Discussing the merits of Chinese or any other language is really another discussion, but Chinese people do just fine.

> Again, that's funny comming from somebody who is all emotional about this.

No, this is coming from somebody responding to a shortsighted conjecture.

> Also, thinking I'm talking about engineering and not politics and sociology "is a very stereotypical hacker news viewpoint".

No, I don't think that you're talking about engineering. I'm specifically pointing out that you are treating a human and cultural issue from an engineering perspective, as if it's merely something that can be "fixed". It's a myopic viewpoint, because that's simply not how humans work.

Also in the industry and I have a few counterpoints.

1) That the general level of Canadian English is reducing due to immigrants is ludicrous. You have a significant burden of proof for statements like that.

2) Transcreation is usually understood to mean the translation of creative/marketing texts where cultural and local norms are taken into account (think slogans, taglines etc.). It does not typically mean that you re-write the source text, adding new ideas and concepts. All you are doing in that case is fixing a bad source text. Sometimes we get blamed for translating a bad source accurately, so it's a fine line. But it isn't transcreation.

3) "Creative, complex text" does not make up the majority of a commercial translation operation's workload. Literary translation is a fraction of a fraction of the global translation demand. AI/neural net machine translation works for many, many commercial texts. I'd go so far as to say it works for the majority in the major language pairs.

Essentially it is recombining known good, reliable human translations in grammatically sound ways, even using idiom correctly where appropriate. The quality of the output depends on the quality of the input, and as such machine translations can be limited by the corpus it draws from. For example, the swathes of the freely available legal or regulatory texts it receives from the EU. These texts can use 'globalised language' at times, avoiding anything tricky to translate in the other languages that they are to be presented in, but that edges into a side issue of the globalisation of English/languages in general.

Overall, I hear a lot of this from the industry, "oh, it'll never work well enough to replace my job", but that's how you get blindsided. Accepting that it works well for major language pairs at this point is a good first step to accepting a changing industry.

That the industry is growing, and fast, may be down to any and all of a) increased awareness of translation's ROI, b) increased awareness of translation itself through the ever-present dream of ubiquitous, perfect babelfish-like translation and c) globalisation maturing into its final form. There's plenty of work for translators and LSPs for a good while yet, but spinning the line about how bad MT is does not help further the cause.

1) It's my impression, friend, I am not trying to propose a "New theory of bad English". I tell it like I experience it. We have customers in Vancouver and in some suburbs of Toronto from which some of the source texts are quite "interesting" to decipher (since you like political corectness, I will leave it at that). That type of text was no existent 20 years ago.

Maybe I am simply linving in a giant selection bias bubble, who knows. And by the way, I am not saying that multi-generation Canadian citizens are better at English writing. Please let's not start a discussion about generalising group attributes, it never ends well, and you know it.

—————

* [Work required]
Answer these questions using the translation discussion above.
(a) What is transcreation usually understood to mean?
(b) Where do the swathes of freely available legal or regulatory texts that machine translation receives come from?
(c) In which places does the writer of the final reply say they have customers?

[Bounding box entries]

—————

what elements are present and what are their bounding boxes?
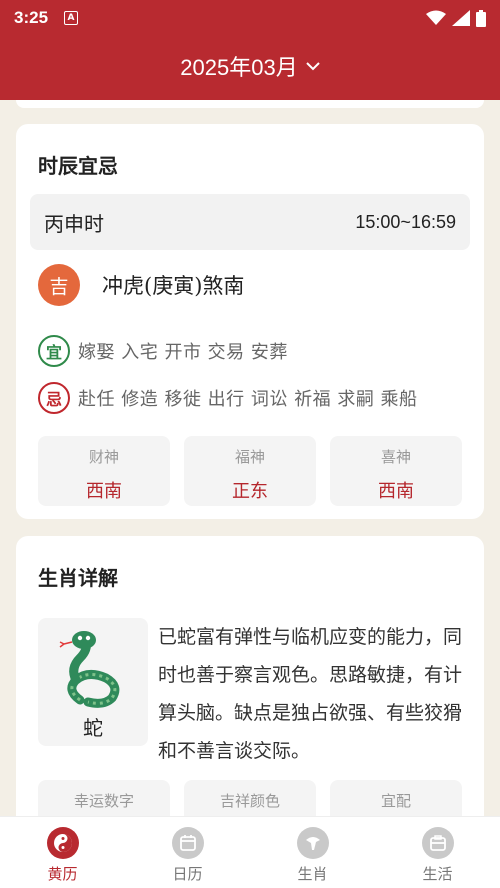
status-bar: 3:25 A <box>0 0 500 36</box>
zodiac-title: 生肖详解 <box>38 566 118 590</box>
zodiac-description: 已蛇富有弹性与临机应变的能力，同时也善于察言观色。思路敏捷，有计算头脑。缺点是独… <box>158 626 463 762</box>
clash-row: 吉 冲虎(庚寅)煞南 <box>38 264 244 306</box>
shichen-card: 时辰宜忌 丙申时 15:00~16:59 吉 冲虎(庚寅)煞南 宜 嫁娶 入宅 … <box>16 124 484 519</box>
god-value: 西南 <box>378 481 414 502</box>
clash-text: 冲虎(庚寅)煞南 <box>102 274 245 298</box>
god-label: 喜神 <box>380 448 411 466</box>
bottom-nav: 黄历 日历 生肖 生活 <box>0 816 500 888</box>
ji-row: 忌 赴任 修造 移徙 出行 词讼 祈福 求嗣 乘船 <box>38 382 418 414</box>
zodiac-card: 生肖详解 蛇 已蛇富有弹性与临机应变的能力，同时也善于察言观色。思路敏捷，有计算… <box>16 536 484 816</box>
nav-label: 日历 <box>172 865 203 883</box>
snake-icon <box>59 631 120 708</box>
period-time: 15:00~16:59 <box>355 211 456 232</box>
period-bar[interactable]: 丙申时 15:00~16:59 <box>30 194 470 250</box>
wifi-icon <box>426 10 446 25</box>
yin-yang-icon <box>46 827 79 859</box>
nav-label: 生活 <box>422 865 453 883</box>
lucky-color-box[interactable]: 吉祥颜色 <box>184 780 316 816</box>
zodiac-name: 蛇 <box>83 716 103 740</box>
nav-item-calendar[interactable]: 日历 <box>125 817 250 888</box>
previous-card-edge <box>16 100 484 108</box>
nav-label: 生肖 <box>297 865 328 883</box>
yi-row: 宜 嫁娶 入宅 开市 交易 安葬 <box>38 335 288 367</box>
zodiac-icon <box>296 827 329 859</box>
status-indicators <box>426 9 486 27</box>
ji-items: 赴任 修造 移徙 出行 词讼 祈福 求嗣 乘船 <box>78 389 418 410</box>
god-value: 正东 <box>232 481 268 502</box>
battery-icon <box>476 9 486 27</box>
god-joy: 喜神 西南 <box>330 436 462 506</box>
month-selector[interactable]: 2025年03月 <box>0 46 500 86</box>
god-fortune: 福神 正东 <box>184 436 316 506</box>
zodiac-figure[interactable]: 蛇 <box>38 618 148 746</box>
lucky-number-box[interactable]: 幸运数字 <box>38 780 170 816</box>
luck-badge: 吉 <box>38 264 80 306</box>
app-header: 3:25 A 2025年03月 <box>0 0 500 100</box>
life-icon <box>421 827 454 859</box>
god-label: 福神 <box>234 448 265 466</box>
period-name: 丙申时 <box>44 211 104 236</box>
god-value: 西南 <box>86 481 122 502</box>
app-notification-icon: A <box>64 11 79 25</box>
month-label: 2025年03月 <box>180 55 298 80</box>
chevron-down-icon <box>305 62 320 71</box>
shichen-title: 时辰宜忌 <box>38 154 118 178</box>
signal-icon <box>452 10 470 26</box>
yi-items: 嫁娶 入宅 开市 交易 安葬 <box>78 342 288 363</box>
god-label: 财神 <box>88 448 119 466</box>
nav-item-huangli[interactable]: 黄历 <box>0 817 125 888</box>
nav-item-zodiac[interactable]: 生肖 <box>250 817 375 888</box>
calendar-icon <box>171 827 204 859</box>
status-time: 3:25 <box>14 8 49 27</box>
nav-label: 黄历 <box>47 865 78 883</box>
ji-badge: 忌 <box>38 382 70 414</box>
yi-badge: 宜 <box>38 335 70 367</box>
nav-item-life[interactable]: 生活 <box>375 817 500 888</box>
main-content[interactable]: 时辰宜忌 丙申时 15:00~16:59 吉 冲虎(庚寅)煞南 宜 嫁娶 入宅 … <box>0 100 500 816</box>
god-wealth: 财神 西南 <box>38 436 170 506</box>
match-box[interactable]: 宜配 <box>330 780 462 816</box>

—————

* [Reply to the task]
(a) The translation of creative/marketing texts where cultural and local norms are taken into account, such as slogans and taglines.
(b) The EU.
(c) Vancouver and some suburbs of Toronto.